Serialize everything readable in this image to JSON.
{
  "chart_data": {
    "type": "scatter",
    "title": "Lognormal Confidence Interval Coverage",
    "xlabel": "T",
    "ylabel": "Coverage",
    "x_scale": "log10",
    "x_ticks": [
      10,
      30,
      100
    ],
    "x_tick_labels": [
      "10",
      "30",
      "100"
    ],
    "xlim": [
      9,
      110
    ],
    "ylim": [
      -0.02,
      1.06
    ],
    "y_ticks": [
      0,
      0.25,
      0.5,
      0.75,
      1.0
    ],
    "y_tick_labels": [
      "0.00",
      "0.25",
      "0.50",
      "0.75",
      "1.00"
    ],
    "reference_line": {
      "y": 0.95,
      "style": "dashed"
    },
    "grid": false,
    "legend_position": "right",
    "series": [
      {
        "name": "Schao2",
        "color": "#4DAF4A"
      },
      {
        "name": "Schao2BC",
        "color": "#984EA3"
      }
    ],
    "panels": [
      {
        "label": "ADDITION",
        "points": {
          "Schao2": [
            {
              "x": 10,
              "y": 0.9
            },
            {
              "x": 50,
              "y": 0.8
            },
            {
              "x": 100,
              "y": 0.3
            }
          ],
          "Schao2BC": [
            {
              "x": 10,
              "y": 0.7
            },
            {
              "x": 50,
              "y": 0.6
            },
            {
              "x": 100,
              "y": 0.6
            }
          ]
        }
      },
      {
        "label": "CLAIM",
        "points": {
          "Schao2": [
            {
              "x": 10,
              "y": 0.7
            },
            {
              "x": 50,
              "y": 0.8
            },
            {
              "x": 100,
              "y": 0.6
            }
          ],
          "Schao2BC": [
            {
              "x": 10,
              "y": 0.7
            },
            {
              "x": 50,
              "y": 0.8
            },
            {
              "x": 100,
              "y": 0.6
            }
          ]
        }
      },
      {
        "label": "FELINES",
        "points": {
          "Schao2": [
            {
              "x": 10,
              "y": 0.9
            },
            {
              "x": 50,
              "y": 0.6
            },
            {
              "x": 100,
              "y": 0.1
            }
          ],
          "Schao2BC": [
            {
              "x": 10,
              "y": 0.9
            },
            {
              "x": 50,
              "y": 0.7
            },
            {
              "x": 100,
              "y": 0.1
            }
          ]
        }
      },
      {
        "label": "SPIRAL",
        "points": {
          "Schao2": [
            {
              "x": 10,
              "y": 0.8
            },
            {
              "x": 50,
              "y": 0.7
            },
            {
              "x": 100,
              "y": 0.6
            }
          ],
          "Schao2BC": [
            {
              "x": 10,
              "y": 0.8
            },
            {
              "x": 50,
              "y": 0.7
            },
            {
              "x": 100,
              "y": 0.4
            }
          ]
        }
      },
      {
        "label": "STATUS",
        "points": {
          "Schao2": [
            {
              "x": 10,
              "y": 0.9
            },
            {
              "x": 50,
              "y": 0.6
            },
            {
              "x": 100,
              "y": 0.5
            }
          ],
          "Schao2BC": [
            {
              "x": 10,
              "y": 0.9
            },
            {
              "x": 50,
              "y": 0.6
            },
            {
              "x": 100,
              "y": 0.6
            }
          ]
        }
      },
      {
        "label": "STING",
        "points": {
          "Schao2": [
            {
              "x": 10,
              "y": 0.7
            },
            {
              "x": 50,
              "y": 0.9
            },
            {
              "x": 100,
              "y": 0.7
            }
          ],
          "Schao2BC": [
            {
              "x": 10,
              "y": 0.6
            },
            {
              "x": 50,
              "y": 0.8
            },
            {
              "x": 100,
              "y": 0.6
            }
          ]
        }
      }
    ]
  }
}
━━━━
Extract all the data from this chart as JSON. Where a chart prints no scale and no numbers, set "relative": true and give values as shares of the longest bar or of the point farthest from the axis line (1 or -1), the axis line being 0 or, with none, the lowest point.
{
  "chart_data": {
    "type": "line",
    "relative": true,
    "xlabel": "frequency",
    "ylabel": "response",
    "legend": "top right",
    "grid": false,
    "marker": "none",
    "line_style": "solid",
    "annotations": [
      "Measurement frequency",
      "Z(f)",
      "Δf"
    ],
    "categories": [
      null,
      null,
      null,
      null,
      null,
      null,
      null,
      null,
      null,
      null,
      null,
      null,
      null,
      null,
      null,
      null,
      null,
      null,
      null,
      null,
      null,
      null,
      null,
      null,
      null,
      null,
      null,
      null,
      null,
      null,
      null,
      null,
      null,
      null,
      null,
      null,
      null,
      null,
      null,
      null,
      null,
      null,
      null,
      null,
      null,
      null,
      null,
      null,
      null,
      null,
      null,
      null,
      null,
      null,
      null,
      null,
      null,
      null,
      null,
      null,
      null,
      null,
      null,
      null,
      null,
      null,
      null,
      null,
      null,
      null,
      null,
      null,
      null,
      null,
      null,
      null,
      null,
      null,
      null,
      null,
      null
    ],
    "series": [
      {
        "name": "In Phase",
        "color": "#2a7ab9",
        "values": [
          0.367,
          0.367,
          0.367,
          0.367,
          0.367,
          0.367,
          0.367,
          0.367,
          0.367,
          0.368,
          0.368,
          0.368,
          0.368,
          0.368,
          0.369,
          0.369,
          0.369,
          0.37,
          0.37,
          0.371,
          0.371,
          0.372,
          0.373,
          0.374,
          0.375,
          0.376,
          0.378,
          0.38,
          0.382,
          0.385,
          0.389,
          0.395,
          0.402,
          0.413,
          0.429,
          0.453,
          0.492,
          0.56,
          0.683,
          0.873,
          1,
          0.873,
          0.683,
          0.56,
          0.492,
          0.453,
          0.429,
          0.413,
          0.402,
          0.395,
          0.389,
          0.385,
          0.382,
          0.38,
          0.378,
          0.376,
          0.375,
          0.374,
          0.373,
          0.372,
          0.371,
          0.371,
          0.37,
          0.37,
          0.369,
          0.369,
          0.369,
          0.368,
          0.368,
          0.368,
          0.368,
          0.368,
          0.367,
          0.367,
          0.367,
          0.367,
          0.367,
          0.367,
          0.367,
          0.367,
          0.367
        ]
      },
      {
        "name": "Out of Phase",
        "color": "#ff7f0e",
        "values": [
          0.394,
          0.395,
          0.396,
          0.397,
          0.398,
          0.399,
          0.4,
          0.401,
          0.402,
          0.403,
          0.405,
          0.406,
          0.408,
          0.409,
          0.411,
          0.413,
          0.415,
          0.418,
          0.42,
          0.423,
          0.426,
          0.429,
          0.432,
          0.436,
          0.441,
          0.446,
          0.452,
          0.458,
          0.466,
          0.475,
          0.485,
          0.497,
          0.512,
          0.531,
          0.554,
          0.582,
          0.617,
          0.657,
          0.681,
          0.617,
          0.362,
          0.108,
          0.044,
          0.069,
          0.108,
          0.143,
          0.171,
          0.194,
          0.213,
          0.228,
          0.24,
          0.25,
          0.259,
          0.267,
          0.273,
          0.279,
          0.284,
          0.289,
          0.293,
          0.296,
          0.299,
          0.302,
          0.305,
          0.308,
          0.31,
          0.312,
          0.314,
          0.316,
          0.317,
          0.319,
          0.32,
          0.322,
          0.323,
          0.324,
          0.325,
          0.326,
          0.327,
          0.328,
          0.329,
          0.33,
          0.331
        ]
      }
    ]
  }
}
━━━━
● What to do
Check every line of the entries above for the word "name" and report how many lines contain it, giving the number only.

● Answer to the exercise
4